Set exercise ::
Can you find the lines of the listing that include "非农当周表现" and copy every one?

The records ::
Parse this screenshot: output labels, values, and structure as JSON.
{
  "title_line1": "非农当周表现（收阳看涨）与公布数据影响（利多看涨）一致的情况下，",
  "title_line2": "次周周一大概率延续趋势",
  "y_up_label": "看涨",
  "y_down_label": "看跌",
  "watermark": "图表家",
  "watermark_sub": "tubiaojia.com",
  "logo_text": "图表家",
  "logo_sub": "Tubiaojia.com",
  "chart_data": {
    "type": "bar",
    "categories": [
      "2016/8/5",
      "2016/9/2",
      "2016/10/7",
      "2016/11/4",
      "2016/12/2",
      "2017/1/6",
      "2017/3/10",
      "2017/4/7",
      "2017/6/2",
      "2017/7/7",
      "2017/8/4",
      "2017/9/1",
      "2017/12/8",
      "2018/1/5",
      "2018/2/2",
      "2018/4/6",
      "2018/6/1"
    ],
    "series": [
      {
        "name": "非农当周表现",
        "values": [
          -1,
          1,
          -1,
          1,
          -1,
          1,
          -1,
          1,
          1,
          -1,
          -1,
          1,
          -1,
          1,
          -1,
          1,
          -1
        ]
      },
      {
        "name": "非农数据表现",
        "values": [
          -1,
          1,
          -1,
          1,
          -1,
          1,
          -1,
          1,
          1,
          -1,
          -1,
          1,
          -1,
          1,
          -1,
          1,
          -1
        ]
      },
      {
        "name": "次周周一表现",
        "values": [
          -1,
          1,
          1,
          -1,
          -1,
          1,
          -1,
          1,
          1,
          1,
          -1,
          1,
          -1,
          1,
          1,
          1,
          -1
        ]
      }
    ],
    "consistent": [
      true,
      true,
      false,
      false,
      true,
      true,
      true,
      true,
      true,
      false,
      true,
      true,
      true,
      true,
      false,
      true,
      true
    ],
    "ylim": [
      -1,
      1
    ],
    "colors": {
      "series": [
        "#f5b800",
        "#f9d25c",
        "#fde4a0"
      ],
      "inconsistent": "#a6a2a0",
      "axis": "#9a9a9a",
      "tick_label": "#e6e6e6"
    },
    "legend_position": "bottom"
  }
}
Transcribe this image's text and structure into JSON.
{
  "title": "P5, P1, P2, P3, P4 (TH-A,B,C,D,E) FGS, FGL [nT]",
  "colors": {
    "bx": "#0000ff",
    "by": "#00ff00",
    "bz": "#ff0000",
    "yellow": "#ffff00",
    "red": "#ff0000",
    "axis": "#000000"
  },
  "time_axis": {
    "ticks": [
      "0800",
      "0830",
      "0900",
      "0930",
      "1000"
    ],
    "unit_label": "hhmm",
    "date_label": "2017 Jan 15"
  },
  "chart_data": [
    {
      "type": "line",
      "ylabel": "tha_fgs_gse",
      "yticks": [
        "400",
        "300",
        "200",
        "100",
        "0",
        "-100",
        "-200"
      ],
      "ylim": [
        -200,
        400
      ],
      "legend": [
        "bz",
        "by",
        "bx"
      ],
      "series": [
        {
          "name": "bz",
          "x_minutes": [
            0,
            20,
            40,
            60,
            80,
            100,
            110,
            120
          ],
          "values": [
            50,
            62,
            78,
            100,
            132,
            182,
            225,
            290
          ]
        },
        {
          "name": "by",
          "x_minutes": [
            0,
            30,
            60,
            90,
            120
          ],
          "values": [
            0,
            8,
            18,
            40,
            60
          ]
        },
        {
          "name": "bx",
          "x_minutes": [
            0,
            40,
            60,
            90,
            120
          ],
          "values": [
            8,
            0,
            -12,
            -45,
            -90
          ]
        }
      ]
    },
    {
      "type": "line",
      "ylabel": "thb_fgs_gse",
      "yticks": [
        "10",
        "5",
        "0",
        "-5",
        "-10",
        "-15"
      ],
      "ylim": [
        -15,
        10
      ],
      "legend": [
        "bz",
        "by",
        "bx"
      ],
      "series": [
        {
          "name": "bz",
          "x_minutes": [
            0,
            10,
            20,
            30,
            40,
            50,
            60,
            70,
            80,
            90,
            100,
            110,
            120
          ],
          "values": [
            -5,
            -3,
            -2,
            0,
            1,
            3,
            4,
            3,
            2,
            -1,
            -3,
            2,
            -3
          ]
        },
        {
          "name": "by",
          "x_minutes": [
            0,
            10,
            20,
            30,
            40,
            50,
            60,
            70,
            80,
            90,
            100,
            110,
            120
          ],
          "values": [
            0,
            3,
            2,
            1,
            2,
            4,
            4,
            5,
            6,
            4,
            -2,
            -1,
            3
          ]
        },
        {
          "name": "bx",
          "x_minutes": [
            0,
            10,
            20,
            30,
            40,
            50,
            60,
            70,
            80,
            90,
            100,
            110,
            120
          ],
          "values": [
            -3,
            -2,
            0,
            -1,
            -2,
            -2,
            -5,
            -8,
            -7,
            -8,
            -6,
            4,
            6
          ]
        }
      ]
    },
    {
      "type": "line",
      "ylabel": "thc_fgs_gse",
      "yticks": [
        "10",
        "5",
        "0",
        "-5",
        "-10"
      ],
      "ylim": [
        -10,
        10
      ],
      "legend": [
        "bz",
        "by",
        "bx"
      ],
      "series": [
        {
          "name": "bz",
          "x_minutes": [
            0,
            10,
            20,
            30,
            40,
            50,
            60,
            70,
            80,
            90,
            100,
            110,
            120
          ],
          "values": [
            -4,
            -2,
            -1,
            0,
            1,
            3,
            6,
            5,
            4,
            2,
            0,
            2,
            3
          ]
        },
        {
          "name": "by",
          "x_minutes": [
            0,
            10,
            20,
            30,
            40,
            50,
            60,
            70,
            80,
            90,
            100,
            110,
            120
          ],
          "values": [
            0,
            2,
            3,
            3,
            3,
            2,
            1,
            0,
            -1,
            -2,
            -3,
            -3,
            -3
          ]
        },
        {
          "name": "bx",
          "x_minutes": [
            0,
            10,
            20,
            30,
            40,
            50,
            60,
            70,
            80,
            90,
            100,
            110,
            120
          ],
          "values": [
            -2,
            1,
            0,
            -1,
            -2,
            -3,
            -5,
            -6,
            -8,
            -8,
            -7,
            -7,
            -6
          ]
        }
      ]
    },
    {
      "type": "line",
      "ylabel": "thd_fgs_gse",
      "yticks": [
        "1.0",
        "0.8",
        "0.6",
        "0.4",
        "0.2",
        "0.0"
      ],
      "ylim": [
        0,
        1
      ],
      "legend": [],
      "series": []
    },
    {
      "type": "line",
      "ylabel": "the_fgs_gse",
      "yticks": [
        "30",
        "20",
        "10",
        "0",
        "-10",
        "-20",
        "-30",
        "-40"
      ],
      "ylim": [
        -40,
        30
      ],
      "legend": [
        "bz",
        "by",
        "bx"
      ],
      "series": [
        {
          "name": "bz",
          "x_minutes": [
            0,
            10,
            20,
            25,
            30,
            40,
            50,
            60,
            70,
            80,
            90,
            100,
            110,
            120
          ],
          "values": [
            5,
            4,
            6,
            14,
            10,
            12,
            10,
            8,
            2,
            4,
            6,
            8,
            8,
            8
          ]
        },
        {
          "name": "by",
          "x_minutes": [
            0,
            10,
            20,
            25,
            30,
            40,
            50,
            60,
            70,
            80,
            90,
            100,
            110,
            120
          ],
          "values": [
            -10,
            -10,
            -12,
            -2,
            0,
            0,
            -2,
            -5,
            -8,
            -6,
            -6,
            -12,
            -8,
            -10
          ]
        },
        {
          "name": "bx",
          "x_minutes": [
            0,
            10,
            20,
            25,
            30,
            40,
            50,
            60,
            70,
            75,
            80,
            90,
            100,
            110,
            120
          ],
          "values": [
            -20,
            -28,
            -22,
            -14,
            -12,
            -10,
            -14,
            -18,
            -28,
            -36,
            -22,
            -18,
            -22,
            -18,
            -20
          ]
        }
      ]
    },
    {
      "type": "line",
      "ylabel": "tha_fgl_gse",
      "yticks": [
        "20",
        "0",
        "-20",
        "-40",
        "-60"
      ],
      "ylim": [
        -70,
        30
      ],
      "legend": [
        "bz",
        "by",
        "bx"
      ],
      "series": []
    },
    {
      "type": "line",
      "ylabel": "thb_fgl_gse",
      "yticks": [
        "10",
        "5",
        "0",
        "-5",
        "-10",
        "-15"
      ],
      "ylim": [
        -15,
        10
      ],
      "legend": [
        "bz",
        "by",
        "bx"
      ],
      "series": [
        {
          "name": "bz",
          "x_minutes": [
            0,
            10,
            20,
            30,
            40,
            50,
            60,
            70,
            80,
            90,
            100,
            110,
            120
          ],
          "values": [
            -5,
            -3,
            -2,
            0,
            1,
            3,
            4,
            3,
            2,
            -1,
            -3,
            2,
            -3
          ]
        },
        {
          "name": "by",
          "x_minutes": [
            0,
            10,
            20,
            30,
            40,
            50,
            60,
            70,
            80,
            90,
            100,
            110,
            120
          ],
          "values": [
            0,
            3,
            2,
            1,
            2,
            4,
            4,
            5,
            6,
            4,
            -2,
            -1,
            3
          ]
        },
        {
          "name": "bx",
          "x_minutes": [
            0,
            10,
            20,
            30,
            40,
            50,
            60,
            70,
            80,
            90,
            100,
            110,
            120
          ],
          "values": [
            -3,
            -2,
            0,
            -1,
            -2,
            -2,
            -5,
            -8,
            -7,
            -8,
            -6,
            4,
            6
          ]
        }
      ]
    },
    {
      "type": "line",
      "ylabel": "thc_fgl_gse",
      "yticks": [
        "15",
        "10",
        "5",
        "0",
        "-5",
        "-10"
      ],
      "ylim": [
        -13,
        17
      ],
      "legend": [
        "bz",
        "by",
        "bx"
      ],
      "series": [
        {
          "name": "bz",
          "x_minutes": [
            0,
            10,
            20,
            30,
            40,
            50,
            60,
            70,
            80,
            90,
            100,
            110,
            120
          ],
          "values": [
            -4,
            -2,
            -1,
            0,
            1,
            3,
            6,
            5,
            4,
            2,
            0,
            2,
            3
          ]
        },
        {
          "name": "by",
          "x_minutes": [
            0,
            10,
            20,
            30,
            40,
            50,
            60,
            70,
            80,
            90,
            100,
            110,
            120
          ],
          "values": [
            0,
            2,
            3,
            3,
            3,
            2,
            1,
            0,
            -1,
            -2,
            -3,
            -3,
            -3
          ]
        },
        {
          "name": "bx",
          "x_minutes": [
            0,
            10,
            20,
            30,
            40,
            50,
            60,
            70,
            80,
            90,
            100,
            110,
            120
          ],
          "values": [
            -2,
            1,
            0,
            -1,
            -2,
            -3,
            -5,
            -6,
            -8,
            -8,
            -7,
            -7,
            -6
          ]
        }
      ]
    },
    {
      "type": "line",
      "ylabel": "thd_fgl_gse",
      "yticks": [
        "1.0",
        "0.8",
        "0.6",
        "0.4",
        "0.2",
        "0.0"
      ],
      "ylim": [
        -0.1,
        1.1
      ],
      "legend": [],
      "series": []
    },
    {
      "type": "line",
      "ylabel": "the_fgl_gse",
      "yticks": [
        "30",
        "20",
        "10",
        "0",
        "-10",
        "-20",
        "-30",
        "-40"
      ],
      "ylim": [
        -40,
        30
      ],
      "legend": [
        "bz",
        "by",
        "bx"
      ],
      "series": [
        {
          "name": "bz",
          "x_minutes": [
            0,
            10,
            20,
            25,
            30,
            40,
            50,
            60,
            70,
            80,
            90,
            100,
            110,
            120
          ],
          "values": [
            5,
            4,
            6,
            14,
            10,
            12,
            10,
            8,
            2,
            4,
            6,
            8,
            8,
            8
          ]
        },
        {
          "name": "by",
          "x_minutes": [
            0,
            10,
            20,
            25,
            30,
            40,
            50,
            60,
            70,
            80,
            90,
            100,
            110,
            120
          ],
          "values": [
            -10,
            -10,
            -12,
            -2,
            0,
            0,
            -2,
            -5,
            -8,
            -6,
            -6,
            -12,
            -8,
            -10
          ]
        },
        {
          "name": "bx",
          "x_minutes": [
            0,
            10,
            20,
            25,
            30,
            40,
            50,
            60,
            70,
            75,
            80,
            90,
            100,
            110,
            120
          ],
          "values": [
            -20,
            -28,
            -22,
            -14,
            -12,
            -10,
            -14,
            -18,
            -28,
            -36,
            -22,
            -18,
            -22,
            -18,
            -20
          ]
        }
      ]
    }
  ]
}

Task result ::
  "title_line1": "非农当周表现（收阳看涨）与公布数据影响（利多看涨）一致的情况下，",
        "name": "非农当周表现",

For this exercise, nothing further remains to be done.